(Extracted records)
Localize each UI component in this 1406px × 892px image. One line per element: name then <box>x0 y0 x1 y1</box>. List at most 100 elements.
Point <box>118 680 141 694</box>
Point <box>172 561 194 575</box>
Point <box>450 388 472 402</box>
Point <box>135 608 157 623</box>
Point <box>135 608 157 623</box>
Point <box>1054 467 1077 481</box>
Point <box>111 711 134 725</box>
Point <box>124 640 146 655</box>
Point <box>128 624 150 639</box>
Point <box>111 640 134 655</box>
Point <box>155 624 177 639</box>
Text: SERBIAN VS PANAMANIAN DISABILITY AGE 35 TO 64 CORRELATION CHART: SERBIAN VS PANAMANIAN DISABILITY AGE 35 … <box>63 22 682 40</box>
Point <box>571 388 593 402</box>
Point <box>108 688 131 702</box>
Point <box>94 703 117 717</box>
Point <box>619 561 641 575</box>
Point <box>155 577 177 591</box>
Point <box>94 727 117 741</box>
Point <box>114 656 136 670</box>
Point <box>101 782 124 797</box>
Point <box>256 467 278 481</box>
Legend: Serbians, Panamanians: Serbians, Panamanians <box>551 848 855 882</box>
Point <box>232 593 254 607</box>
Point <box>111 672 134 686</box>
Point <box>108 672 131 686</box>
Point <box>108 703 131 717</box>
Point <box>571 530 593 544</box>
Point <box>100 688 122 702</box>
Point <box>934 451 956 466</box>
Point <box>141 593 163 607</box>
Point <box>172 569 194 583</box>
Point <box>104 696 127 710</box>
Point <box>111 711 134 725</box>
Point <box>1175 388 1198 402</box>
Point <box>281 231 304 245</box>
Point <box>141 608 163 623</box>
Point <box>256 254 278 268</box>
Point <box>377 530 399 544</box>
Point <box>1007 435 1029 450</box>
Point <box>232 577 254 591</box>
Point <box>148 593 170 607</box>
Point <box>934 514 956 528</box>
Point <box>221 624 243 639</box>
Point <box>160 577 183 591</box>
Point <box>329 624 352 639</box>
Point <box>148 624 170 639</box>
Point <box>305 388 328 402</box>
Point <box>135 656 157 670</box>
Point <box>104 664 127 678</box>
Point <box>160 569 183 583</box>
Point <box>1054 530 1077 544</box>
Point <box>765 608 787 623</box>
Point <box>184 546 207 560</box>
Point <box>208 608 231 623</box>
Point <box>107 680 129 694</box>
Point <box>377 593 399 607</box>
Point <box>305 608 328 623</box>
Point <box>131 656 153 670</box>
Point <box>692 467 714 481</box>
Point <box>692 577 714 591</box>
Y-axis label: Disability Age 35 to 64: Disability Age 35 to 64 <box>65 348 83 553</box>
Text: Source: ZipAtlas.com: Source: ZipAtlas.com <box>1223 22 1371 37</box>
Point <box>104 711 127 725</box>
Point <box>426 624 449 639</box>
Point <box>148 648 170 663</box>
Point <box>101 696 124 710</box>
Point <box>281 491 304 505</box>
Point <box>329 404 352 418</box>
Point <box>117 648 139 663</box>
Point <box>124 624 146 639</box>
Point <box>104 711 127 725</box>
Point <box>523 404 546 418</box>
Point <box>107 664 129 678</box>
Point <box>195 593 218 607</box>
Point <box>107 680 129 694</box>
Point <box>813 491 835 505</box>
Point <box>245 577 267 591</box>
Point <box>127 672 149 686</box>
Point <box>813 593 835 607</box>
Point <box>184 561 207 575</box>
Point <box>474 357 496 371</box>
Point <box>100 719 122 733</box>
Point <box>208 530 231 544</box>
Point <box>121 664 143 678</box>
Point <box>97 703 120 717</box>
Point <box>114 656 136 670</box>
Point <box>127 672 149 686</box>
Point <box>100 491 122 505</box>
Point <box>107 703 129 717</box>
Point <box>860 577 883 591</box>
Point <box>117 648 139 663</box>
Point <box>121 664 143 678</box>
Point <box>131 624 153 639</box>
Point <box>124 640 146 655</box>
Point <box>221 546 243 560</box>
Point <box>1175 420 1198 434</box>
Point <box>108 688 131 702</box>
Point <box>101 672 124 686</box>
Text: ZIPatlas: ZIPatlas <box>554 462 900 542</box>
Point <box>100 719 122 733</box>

==

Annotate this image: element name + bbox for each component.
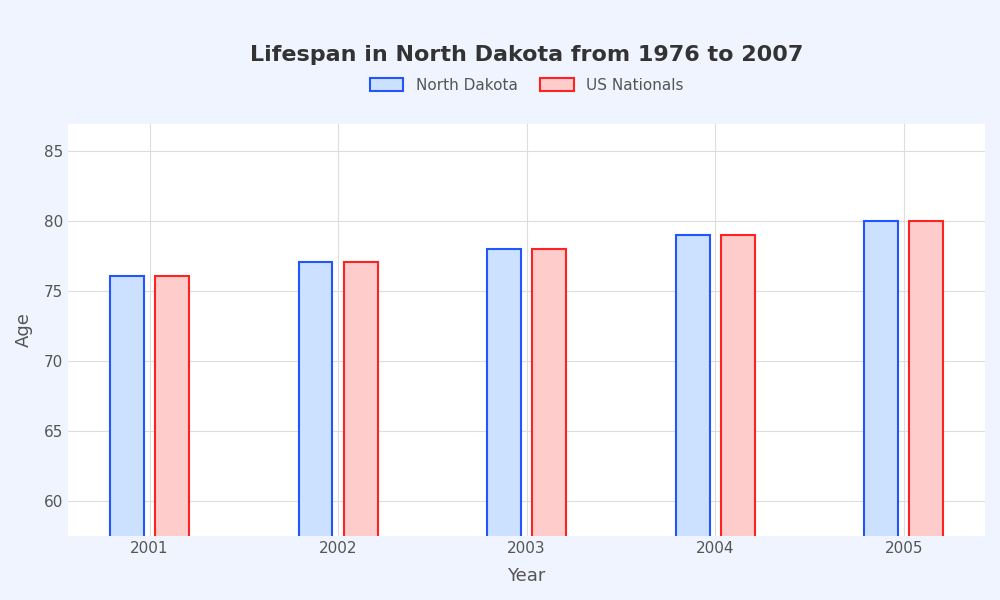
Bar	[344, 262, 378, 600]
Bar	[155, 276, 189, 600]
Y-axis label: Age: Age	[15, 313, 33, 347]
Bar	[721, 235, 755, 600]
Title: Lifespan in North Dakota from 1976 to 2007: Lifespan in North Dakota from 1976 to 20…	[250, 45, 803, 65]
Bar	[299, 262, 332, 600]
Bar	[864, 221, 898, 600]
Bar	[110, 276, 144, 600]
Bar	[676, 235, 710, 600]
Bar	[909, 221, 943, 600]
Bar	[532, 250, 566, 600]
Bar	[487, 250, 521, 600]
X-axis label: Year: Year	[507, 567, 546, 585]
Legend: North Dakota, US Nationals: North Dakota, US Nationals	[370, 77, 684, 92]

**Written task:** Rewrite everything from the line containing "262, 378, 600]" down to the line containing "567, 546, 585]", putting "Column" wherever "Bar" appears and leaving all else unchanged.

**Result:**
Column	[344, 262, 378, 600]
Column	[155, 276, 189, 600]
Y-axis label: Age: Age	[15, 313, 33, 347]
Column	[721, 235, 755, 600]
Title: Lifespan in North Dakota from 1976 to 2007: Lifespan in North Dakota from 1976 to 20…	[250, 45, 803, 65]
Column	[299, 262, 332, 600]
Column	[864, 221, 898, 600]
Column	[110, 276, 144, 600]
Column	[676, 235, 710, 600]
Column	[909, 221, 943, 600]
Column	[532, 250, 566, 600]
Column	[487, 250, 521, 600]
X-axis label: Year: Year	[507, 567, 546, 585]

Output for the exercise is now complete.